> [Task instructions]
Gather the lines from the material that contain "Position".

> [Exercise data]
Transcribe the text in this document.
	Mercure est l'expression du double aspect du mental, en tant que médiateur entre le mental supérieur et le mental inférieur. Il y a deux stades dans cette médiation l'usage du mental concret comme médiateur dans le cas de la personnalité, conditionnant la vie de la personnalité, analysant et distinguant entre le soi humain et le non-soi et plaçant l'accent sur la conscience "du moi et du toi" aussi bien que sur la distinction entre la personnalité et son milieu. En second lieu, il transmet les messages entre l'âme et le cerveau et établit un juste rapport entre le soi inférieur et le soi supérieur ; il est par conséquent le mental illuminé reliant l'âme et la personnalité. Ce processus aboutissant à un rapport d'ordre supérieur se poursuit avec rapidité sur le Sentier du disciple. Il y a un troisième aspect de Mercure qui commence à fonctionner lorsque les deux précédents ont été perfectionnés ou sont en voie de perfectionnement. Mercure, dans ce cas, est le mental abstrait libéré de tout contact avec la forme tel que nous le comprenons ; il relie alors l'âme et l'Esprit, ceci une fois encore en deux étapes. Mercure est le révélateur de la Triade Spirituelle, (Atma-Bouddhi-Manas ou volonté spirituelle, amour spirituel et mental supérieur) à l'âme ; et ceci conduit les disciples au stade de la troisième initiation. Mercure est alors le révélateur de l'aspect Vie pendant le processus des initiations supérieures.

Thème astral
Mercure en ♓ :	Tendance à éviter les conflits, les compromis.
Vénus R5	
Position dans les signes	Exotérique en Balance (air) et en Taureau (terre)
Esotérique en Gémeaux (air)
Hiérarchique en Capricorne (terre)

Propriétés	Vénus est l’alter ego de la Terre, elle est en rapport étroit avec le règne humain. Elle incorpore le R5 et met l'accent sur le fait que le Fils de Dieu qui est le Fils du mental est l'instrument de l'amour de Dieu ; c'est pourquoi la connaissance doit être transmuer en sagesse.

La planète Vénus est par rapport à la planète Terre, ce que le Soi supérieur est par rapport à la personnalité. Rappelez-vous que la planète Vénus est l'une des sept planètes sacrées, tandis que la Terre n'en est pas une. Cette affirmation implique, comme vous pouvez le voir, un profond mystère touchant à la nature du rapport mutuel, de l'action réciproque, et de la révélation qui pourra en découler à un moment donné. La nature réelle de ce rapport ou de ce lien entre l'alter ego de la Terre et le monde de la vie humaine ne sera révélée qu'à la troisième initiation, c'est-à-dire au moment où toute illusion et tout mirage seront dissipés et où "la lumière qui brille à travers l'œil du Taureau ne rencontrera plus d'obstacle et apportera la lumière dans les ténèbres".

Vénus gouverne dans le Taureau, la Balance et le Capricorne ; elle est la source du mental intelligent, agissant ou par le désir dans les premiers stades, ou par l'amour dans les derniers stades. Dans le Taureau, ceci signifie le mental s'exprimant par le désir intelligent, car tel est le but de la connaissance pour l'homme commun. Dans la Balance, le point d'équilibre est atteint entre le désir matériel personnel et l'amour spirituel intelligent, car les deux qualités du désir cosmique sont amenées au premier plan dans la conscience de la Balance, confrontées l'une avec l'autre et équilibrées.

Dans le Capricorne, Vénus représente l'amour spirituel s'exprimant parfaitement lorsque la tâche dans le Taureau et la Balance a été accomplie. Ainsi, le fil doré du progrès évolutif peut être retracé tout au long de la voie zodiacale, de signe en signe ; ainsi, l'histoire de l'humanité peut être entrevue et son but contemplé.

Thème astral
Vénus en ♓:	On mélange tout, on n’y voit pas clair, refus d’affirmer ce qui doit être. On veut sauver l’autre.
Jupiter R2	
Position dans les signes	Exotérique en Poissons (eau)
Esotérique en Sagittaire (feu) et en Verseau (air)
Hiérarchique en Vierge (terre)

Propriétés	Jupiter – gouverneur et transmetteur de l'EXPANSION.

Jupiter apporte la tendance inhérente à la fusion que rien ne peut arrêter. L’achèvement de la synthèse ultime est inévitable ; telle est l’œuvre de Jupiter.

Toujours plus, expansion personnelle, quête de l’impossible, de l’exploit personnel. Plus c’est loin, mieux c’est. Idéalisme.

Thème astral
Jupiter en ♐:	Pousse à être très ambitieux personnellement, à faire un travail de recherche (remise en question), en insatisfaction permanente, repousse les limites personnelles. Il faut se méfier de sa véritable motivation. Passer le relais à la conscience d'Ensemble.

> [Reply]
Position dans les signes	Exotérique en Balance (air) et en Taureau (terre)
Position dans les signes	Exotérique en Poissons (eau)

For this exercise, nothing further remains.